▼

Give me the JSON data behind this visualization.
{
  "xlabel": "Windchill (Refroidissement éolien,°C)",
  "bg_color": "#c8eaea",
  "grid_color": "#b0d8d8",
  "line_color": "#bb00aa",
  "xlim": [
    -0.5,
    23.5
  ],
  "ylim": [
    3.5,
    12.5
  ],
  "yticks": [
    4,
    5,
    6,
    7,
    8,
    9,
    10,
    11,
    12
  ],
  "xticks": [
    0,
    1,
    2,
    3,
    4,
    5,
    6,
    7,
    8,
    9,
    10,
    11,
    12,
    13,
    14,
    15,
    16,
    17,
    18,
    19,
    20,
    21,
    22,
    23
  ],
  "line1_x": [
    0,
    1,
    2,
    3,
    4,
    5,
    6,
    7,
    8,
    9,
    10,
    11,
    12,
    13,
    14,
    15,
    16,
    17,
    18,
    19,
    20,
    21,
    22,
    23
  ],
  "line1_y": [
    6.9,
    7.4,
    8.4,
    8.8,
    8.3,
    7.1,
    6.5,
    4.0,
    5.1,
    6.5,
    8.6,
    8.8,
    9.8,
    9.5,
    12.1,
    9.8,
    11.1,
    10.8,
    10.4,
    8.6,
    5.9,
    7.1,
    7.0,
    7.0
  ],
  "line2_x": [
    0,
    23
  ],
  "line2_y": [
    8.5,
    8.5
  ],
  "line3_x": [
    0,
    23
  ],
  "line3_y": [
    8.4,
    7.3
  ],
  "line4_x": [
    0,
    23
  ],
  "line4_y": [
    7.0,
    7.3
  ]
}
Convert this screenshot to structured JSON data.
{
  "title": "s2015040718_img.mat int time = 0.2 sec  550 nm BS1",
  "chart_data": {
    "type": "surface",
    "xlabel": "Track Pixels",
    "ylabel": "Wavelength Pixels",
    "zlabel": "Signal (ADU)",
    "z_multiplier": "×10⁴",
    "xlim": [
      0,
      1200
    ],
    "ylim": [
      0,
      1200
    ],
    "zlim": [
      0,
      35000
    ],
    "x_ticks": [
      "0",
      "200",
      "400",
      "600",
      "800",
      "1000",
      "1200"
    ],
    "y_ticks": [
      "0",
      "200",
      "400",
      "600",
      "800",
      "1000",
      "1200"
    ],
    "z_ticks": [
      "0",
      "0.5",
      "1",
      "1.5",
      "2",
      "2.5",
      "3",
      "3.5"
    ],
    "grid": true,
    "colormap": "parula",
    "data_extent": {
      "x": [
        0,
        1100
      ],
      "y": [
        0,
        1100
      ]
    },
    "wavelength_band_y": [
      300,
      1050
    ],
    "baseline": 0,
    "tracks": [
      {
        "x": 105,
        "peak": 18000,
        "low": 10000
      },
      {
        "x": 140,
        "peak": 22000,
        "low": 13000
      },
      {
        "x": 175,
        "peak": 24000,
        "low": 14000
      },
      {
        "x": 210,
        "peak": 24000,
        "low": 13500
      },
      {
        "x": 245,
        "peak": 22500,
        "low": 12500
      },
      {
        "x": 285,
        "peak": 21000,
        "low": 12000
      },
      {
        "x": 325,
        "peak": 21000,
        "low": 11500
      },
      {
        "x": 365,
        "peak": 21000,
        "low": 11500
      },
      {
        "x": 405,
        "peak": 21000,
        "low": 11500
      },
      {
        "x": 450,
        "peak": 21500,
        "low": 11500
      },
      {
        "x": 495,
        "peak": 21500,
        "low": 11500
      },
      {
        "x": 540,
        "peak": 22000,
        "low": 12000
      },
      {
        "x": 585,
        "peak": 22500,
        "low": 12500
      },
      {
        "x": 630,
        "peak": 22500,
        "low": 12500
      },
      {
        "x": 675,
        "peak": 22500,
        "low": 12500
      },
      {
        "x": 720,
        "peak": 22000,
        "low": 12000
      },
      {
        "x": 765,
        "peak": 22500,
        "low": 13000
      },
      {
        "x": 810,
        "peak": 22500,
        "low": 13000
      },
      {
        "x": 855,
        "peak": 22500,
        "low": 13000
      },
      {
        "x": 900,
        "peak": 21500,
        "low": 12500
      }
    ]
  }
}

▲

> **Stated goal**
Please set down all the data word for word.

> **In response**
Give me the JSON data behind this visualization.
{
  "xlabel": "Windchill (Refroidissement éolien,°C)",
  "bg_color": "#c8eaea",
  "grid_color": "#b0d8d8",
  "line_color": "#bb00aa",
  "xlim": [
    -0.5,
    23.5
  ],
  "ylim": [
    3.5,
    12.5
  ],
  "yticks": [
    4,
    5,
    6,
    7,
    8,
    9,
    10,
    11,
    12
  ],
  "xticks": [
    0,
    1,
    2,
    3,
    4,
    5,
    6,
    7,
    8,
    9,
    10,
    11,
    12,
    13,
    14,
    15,
    16,
    17,
    18,
    19,
    20,
    21,
    22,
    23
  ],
  "line1_x": [
    0,
    1,
    2,
    3,
    4,
    5,
    6,
    7,
    8,
    9,
    10,
    11,
    12,
    13,
    14,
    15,
    16,
    17,
    18,
    19,
    20,
    21,
    22,
    23
  ],
  "line1_y": [
    6.9,
    7.4,
    8.4,
    8.8,
    8.3,
    7.1,
    6.5,
    4.0,
    5.1,
    6.5,
    8.6,
    8.8,
    9.8,
    9.5,
    12.1,
    9.8,
    11.1,
    10.8,
    10.4,
    8.6,
    5.9,
    7.1,
    7.0,
    7.0
  ],
  "line2_x": [
    0,
    23
  ],
  "line2_y": [
    8.5,
    8.5
  ],
  "line3_x": [
    0,
    23
  ],
  "line3_y": [
    8.4,
    7.3
  ],
  "line4_x": [
    0,
    23
  ],
  "line4_y": [
    7.0,
    7.3
  ]
}
Convert this screenshot to structured JSON data.
{
  "title": "s2015040718_img.mat int time = 0.2 sec  550 nm BS1",
  "chart_data": {
    "type": "surface",
    "xlabel": "Track Pixels",
    "ylabel": "Wavelength Pixels",
    "zlabel": "Signal (ADU)",
    "z_multiplier": "×10⁴",
    "xlim": [
      0,
      1200
    ],
    "ylim": [
      0,
      1200
    ],
    "zlim": [
      0,
      35000
    ],
    "x_ticks": [
      "0",
      "200",
      "400",
      "600",
      "800",
      "1000",
      "1200"
    ],
    "y_ticks": [
      "0",
      "200",
      "400",
      "600",
      "800",
      "1000",
      "1200"
    ],
    "z_ticks": [
      "0",
      "0.5",
      "1",
      "1.5",
      "2",
      "2.5",
      "3",
      "3.5"
    ],
    "grid": true,
    "colormap": "parula",
    "data_extent": {
      "x": [
        0,
        1100
      ],
      "y": [
        0,
        1100
      ]
    },
    "wavelength_band_y": [
      300,
      1050
    ],
    "baseline": 0,
    "tracks": [
      {
        "x": 105,
        "peak": 18000,
        "low": 10000
      },
      {
        "x": 140,
        "peak": 22000,
        "low": 13000
      },
      {
        "x": 175,
        "peak": 24000,
        "low": 14000
      },
      {
        "x": 210,
        "peak": 24000,
        "low": 13500
      },
      {
        "x": 245,
        "peak": 22500,
        "low": 12500
      },
      {
        "x": 285,
        "peak": 21000,
        "low": 12000
      },
      {
        "x": 325,
        "peak": 21000,
        "low": 11500
      },
      {
        "x": 365,
        "peak": 21000,
        "low": 11500
      },
      {
        "x": 405,
        "peak": 21000,
        "low": 11500
      },
      {
        "x": 450,
        "peak": 21500,
        "low": 11500
      },
      {
        "x": 495,
        "peak": 21500,
        "low": 11500
      },
      {
        "x": 540,
        "peak": 22000,
        "low": 12000
      },
      {
        "x": 585,
        "peak": 22500,
        "low": 12500
      },
      {
        "x": 630,
        "peak": 22500,
        "low": 12500
      },
      {
        "x": 675,
        "peak": 22500,
        "low": 12500
      },
      {
        "x": 720,
        "peak": 22000,
        "low": 12000
      },
      {
        "x": 765,
        "peak": 22500,
        "low": 13000
      },
      {
        "x": 810,
        "peak": 22500,
        "low": 13000
      },
      {
        "x": 855,
        "peak": 22500,
        "low": 13000
      },
      {
        "x": 900,
        "peak": 21500,
        "low": 12500
      }
    ]
  }
}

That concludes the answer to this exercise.